[Aim]
Go through the listing below and list every line with "display".

[Records shown]
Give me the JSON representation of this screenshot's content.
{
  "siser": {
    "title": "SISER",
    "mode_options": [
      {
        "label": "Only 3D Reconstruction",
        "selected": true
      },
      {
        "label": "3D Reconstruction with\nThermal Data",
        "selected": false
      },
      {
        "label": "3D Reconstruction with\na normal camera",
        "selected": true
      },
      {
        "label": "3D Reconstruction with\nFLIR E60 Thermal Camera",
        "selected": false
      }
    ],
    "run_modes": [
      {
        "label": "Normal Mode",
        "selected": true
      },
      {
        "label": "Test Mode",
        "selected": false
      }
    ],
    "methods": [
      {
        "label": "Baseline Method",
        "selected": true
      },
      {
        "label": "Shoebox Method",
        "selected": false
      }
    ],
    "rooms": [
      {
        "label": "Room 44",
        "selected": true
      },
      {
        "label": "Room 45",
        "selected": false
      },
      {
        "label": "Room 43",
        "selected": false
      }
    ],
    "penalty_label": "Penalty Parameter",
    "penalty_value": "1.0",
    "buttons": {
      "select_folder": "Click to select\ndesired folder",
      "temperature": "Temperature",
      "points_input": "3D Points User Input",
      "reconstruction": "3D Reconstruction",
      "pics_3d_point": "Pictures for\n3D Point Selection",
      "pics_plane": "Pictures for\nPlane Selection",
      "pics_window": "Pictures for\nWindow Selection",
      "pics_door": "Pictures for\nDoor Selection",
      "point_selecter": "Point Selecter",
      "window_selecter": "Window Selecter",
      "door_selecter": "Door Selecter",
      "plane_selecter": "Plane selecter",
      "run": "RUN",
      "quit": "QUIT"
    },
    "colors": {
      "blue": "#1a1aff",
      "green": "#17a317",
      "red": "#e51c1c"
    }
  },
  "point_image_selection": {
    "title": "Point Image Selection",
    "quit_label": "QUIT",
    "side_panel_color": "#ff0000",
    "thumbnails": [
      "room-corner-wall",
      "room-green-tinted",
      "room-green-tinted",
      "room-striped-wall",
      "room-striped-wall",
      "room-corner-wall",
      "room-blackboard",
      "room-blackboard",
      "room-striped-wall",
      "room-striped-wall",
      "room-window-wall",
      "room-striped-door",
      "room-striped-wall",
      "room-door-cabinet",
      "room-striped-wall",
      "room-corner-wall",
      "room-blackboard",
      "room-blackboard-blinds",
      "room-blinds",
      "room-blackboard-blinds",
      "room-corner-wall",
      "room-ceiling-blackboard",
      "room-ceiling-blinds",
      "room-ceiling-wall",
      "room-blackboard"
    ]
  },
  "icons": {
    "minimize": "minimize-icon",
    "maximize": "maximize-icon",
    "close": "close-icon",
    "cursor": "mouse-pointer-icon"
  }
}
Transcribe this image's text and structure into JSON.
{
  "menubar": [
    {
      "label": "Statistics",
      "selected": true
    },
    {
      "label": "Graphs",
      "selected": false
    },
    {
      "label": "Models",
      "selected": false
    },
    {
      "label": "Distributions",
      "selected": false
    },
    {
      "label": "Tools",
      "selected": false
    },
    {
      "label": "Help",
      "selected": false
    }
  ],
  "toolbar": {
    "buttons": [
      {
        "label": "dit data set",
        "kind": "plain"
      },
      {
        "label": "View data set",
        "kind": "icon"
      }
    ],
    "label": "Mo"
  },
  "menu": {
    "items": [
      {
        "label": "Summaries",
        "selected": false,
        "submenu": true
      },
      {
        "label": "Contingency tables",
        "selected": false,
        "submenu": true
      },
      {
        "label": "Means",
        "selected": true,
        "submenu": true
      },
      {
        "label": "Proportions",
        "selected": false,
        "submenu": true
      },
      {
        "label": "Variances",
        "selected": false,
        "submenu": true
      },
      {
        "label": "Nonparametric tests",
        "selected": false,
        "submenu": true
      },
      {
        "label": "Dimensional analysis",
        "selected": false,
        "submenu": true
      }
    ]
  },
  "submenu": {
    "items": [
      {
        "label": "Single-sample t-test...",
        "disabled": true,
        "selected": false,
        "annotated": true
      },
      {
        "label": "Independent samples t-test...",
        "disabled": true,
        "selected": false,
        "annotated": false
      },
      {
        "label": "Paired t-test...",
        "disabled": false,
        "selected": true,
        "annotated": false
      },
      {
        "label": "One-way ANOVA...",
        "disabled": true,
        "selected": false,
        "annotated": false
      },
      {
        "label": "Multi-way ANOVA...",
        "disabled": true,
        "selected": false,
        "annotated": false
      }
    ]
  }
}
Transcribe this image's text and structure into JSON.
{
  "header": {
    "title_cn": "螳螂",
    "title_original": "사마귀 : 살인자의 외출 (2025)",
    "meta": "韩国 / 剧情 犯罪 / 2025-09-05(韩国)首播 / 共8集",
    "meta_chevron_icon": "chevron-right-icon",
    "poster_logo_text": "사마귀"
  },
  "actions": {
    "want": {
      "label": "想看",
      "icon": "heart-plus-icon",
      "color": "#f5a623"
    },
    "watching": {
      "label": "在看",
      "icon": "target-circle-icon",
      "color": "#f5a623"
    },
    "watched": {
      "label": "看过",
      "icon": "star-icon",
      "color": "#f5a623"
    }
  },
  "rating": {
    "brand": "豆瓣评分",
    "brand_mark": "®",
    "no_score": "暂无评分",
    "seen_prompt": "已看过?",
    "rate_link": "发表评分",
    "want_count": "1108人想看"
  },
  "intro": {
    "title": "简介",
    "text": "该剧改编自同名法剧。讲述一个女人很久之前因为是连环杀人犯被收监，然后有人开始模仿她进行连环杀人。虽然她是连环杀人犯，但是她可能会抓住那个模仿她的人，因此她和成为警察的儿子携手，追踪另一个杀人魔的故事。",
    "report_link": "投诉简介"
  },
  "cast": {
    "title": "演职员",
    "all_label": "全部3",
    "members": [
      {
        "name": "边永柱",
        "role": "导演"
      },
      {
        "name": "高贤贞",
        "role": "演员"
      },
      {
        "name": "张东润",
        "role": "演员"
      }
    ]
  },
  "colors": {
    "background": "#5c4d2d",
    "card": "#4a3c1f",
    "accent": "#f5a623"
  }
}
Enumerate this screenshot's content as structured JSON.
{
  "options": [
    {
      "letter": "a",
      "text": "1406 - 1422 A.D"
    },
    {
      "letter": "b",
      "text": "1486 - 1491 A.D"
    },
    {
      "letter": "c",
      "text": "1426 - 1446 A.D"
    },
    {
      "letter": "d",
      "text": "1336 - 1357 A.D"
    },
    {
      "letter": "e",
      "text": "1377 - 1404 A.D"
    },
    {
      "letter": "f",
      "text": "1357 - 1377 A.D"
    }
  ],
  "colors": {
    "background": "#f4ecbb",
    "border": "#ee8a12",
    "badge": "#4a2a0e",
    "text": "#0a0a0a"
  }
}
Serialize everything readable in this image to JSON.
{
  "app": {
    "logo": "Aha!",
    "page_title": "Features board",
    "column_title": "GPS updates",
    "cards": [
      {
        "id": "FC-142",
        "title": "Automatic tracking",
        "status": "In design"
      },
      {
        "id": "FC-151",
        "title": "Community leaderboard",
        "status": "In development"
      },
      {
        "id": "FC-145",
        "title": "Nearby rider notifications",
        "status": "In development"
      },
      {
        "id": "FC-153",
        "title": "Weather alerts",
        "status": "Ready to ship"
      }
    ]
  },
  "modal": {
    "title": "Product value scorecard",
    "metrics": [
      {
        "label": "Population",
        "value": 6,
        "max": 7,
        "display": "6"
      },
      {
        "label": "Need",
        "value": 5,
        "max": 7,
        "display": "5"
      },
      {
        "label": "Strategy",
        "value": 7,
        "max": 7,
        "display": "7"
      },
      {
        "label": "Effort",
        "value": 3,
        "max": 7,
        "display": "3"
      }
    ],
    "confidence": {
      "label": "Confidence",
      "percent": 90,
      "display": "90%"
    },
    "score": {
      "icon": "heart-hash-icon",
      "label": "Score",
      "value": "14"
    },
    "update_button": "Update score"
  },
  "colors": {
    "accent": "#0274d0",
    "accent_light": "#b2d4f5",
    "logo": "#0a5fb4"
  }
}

[Completed exercise]
        "display": "6"
        "display": "5"
        "display": "7"
        "display": "3"
      "display": "90%"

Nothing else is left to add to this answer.